*Provided records:*
○ ○ ○

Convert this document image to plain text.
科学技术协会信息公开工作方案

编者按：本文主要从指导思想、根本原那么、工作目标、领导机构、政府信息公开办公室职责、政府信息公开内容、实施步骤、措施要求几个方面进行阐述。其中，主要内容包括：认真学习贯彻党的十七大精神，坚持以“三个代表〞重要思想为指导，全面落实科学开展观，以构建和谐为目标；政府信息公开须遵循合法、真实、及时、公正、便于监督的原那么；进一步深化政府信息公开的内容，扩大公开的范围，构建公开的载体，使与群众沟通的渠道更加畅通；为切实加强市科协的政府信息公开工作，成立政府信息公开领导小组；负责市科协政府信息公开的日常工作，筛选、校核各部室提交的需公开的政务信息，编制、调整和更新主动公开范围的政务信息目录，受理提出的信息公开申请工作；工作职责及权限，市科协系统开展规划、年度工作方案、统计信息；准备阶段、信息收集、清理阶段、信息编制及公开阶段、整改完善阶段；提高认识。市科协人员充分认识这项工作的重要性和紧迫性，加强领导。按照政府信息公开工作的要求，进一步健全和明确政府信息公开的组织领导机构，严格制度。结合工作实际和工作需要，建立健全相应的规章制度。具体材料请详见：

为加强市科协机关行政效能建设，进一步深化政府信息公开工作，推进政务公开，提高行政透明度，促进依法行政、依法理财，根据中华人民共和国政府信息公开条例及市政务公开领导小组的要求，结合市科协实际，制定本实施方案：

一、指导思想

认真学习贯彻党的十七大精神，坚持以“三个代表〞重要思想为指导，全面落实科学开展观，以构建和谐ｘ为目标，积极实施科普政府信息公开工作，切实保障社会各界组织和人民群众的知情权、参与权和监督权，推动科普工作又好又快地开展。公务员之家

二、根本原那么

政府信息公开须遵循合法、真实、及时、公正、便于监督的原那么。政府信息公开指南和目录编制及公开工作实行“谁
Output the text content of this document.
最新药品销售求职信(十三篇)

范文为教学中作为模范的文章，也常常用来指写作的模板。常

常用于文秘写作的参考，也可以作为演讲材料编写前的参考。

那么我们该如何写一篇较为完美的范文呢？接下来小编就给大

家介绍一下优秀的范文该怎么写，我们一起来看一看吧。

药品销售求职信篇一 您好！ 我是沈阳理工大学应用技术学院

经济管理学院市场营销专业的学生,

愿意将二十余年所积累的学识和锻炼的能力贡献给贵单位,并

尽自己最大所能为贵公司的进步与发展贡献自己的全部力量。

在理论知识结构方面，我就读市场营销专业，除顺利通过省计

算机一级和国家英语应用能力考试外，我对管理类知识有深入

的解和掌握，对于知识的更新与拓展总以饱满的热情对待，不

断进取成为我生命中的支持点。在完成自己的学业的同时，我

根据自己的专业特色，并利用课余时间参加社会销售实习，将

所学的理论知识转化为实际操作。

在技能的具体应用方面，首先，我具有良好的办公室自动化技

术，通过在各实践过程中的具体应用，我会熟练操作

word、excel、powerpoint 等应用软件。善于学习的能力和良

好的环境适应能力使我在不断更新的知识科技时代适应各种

○ ○ ○

*Exercise requirements:* Copy out the material above in its entirety. Every detail must match.

*Problem solution:*
Convert this document image to plain text.
科学技术协会信息公开工作方案

编者按：本文主要从指导思想、根本原那么、工作目标、领导机构、政府信息公开办公室职责、政府信息公开内容、实施步骤、措施要求几个方面进行阐述。其中，主要内容包括：认真学习贯彻党的十七大精神，坚持以“三个代表〞重要思想为指导，全面落实科学开展观，以构建和谐为目标；政府信息公开须遵循合法、真实、及时、公正、便于监督的原那么；进一步深化政府信息公开的内容，扩大公开的范围，构建公开的载体，使与群众沟通的渠道更加畅通；为切实加强市科协的政府信息公开工作，成立政府信息公开领导小组；负责市科协政府信息公开的日常工作，筛选、校核各部室提交的需公开的政务信息，编制、调整和更新主动公开范围的政务信息目录，受理提出的信息公开申请工作；工作职责及权限，市科协系统开展规划、年度工作方案、统计信息；准备阶段、信息收集、清理阶段、信息编制及公开阶段、整改完善阶段；提高认识。市科协人员充分认识这项工作的重要性和紧迫性，加强领导。按照政府信息公开工作的要求，进一步健全和明确政府信息公开的组织领导机构，严格制度。结合工作实际和工作需要，建立健全相应的规章制度。具体材料请详见：

为加强市科协机关行政效能建设，进一步深化政府信息公开工作，推进政务公开，提高行政透明度，促进依法行政、依法理财，根据中华人民共和国政府信息公开条例及市政务公开领导小组的要求，结合市科协实际，制定本实施方案：

一、指导思想

认真学习贯彻党的十七大精神，坚持以“三个代表〞重要思想为指导，全面落实科学开展观，以构建和谐ｘ为目标，积极实施科普政府信息公开工作，切实保障社会各界组织和人民群众的知情权、参与权和监督权，推动科普工作又好又快地开展。公务员之家

二、根本原那么

政府信息公开须遵循合法、真实、及时、公正、便于监督的原那么。政府信息公开指南和目录编制及公开工作实行“谁
Output the text content of this document.
最新药品销售求职信(十三篇)

范文为教学中作为模范的文章，也常常用来指写作的模板。常

常用于文秘写作的参考，也可以作为演讲材料编写前的参考。

那么我们该如何写一篇较为完美的范文呢？接下来小编就给大

家介绍一下优秀的范文该怎么写，我们一起来看一看吧。

药品销售求职信篇一 您好！ 我是沈阳理工大学应用技术学院

经济管理学院市场营销专业的学生,

愿意将二十余年所积累的学识和锻炼的能力贡献给贵单位,并

尽自己最大所能为贵公司的进步与发展贡献自己的全部力量。

在理论知识结构方面，我就读市场营销专业，除顺利通过省计

算机一级和国家英语应用能力考试外，我对管理类知识有深入

的解和掌握，对于知识的更新与拓展总以饱满的热情对待，不

断进取成为我生命中的支持点。在完成自己的学业的同时，我

根据自己的专业特色，并利用课余时间参加社会销售实习，将

所学的理论知识转化为实际操作。

在技能的具体应用方面，首先，我具有良好的办公室自动化技

术，通过在各实践过程中的具体应用，我会熟练操作

word、excel、powerpoint 等应用软件。善于学习的能力和良

好的环境适应能力使我在不断更新的知识科技时代适应各种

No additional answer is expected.